▸ WHAT THE TASK REQUIRES
Copy every line of the data exactly, leaving nothing out.

------ MATERIAL SUPPLIED

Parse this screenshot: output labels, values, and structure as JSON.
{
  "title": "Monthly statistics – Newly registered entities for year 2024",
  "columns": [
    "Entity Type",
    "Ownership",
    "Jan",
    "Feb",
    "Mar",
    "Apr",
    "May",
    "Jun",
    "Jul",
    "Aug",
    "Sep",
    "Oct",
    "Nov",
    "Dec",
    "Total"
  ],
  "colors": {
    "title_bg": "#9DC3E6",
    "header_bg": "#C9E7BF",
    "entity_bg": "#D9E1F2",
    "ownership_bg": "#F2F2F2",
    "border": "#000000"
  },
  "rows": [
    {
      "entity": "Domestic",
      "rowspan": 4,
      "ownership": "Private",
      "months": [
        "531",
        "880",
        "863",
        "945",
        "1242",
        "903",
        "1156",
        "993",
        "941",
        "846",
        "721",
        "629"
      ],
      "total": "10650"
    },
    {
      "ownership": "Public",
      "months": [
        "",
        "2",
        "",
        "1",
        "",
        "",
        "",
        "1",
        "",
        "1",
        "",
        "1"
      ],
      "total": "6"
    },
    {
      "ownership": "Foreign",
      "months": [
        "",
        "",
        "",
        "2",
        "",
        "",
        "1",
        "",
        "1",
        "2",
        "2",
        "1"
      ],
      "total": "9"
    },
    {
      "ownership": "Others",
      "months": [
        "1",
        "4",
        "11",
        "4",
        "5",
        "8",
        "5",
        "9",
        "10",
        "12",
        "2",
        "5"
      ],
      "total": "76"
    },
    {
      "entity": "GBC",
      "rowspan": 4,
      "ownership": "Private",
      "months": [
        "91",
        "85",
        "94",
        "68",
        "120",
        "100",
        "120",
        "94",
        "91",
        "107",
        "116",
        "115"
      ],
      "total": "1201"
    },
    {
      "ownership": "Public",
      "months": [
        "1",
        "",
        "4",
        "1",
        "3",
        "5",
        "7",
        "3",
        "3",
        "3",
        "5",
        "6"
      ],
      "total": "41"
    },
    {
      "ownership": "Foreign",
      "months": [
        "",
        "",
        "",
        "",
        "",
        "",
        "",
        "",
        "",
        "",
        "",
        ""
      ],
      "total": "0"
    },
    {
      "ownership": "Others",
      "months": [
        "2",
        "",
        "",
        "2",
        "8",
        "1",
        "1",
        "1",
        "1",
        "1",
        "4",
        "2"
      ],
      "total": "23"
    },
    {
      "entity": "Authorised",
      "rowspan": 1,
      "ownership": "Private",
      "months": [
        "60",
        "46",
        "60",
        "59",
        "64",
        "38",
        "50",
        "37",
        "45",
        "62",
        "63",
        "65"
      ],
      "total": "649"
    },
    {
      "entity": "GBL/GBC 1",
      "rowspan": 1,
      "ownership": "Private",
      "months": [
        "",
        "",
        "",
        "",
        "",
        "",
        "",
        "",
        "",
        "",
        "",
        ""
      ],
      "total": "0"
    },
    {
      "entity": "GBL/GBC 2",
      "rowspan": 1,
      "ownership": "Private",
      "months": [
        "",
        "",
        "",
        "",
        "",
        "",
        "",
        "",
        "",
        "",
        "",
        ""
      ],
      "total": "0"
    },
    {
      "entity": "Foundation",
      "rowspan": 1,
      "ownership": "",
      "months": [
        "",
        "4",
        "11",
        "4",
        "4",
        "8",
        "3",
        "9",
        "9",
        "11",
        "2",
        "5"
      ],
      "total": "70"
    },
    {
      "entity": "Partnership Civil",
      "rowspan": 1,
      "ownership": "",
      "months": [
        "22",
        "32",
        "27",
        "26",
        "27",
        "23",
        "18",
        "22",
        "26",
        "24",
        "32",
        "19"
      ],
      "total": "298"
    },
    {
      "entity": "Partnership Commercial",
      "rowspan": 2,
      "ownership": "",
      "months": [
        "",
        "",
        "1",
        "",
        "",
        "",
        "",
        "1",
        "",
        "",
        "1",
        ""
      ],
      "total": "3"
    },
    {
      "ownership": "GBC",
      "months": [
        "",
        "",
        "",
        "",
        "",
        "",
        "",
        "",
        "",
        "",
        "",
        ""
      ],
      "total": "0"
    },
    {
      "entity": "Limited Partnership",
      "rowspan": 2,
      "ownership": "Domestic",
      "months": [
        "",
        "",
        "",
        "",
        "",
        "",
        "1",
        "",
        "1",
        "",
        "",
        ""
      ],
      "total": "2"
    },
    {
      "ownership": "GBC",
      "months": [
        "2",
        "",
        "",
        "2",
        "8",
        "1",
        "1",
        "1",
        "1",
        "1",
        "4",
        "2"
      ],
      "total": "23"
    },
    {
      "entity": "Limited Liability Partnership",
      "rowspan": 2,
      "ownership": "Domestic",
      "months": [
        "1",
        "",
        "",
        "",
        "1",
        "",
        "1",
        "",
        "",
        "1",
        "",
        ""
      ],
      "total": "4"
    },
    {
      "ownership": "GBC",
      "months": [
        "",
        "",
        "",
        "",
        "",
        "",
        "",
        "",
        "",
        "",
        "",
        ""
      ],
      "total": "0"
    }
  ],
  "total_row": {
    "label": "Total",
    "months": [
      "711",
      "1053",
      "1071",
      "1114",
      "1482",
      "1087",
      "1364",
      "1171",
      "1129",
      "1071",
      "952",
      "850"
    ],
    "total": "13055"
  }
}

------------

▸ SOLUTION TO THIS EXERCISE
Parse this screenshot: output labels, values, and structure as JSON.
{
  "title": "Monthly statistics – Newly registered entities for year 2024",
  "columns": [
    "Entity Type",
    "Ownership",
    "Jan",
    "Feb",
    "Mar",
    "Apr",
    "May",
    "Jun",
    "Jul",
    "Aug",
    "Sep",
    "Oct",
    "Nov",
    "Dec",
    "Total"
  ],
  "colors": {
    "title_bg": "#9DC3E6",
    "header_bg": "#C9E7BF",
    "entity_bg": "#D9E1F2",
    "ownership_bg": "#F2F2F2",
    "border": "#000000"
  },
  "rows": [
    {
      "entity": "Domestic",
      "rowspan": 4,
      "ownership": "Private",
      "months": [
        "531",
        "880",
        "863",
        "945",
        "1242",
        "903",
        "1156",
        "993",
        "941",
        "846",
        "721",
        "629"
      ],
      "total": "10650"
    },
    {
      "ownership": "Public",
      "months": [
        "",
        "2",
        "",
        "1",
        "",
        "",
        "",
        "1",
        "",
        "1",
        "",
        "1"
      ],
      "total": "6"
    },
    {
      "ownership": "Foreign",
      "months": [
        "",
        "",
        "",
        "2",
        "",
        "",
        "1",
        "",
        "1",
        "2",
        "2",
        "1"
      ],
      "total": "9"
    },
    {
      "ownership": "Others",
      "months": [
        "1",
        "4",
        "11",
        "4",
        "5",
        "8",
        "5",
        "9",
        "10",
        "12",
        "2",
        "5"
      ],
      "total": "76"
    },
    {
      "entity": "GBC",
      "rowspan": 4,
      "ownership": "Private",
      "months": [
        "91",
        "85",
        "94",
        "68",
        "120",
        "100",
        "120",
        "94",
        "91",
        "107",
        "116",
        "115"
      ],
      "total": "1201"
    },
    {
      "ownership": "Public",
      "months": [
        "1",
        "",
        "4",
        "1",
        "3",
        "5",
        "7",
        "3",
        "3",
        "3",
        "5",
        "6"
      ],
      "total": "41"
    },
    {
      "ownership": "Foreign",
      "months": [
        "",
        "",
        "",
        "",
        "",
        "",
        "",
        "",
        "",
        "",
        "",
        ""
      ],
      "total": "0"
    },
    {
      "ownership": "Others",
      "months": [
        "2",
        "",
        "",
        "2",
        "8",
        "1",
        "1",
        "1",
        "1",
        "1",
        "4",
        "2"
      ],
      "total": "23"
    },
    {
      "entity": "Authorised",
      "rowspan": 1,
      "ownership": "Private",
      "months": [
        "60",
        "46",
        "60",
        "59",
        "64",
        "38",
        "50",
        "37",
        "45",
        "62",
        "63",
        "65"
      ],
      "total": "649"
    },
    {
      "entity": "GBL/GBC 1",
      "rowspan": 1,
      "ownership": "Private",
      "months": [
        "",
        "",
        "",
        "",
        "",
        "",
        "",
        "",
        "",
        "",
        "",
        ""
      ],
      "total": "0"
    },
    {
      "entity": "GBL/GBC 2",
      "rowspan": 1,
      "ownership": "Private",
      "months": [
        "",
        "",
        "",
        "",
        "",
        "",
        "",
        "",
        "",
        "",
        "",
        ""
      ],
      "total": "0"
    },
    {
      "entity": "Foundation",
      "rowspan": 1,
      "ownership": "",
      "months": [
        "",
        "4",
        "11",
        "4",
        "4",
        "8",
        "3",
        "9",
        "9",
        "11",
        "2",
        "5"
      ],
      "total": "70"
    },
    {
      "entity": "Partnership Civil",
      "rowspan": 1,
      "ownership": "",
      "months": [
        "22",
        "32",
        "27",
        "26",
        "27",
        "23",
        "18",
        "22",
        "26",
        "24",
        "32",
        "19"
      ],
      "total": "298"
    },
    {
      "entity": "Partnership Commercial",
      "rowspan": 2,
      "ownership": "",
      "months": [
        "",
        "",
        "1",
        "",
        "",
        "",
        "",
        "1",
        "",
        "",
        "1",
        ""
      ],
      "total": "3"
    },
    {
      "ownership": "GBC",
      "months": [
        "",
        "",
        "",
        "",
        "",
        "",
        "",
        "",
        "",
        "",
        "",
        ""
      ],
      "total": "0"
    },
    {
      "entity": "Limited Partnership",
      "rowspan": 2,
      "ownership": "Domestic",
      "months": [
        "",
        "",
        "",
        "",
        "",
        "",
        "1",
        "",
        "1",
        "",
        "",
        ""
      ],
      "total": "2"
    },
    {
      "ownership": "GBC",
      "months": [
        "2",
        "",
        "",
        "2",
        "8",
        "1",
        "1",
        "1",
        "1",
        "1",
        "4",
        "2"
      ],
      "total": "23"
    },
    {
      "entity": "Limited Liability Partnership",
      "rowspan": 2,
      "ownership": "Domestic",
      "months": [
        "1",
        "",
        "",
        "",
        "1",
        "",
        "1",
        "",
        "",
        "1",
        "",
        ""
      ],
      "total": "4"
    },
    {
      "ownership": "GBC",
      "months": [
        "",
        "",
        "",
        "",
        "",
        "",
        "",
        "",
        "",
        "",
        "",
        ""
      ],
      "total": "0"
    }
  ],
  "total_row": {
    "label": "Total",
    "months": [
      "711",
      "1053",
      "1071",
      "1114",
      "1482",
      "1087",
      "1364",
      "1171",
      "1129",
      "1071",
      "952",
      "850"
    ],
    "total": "13055"
  }
}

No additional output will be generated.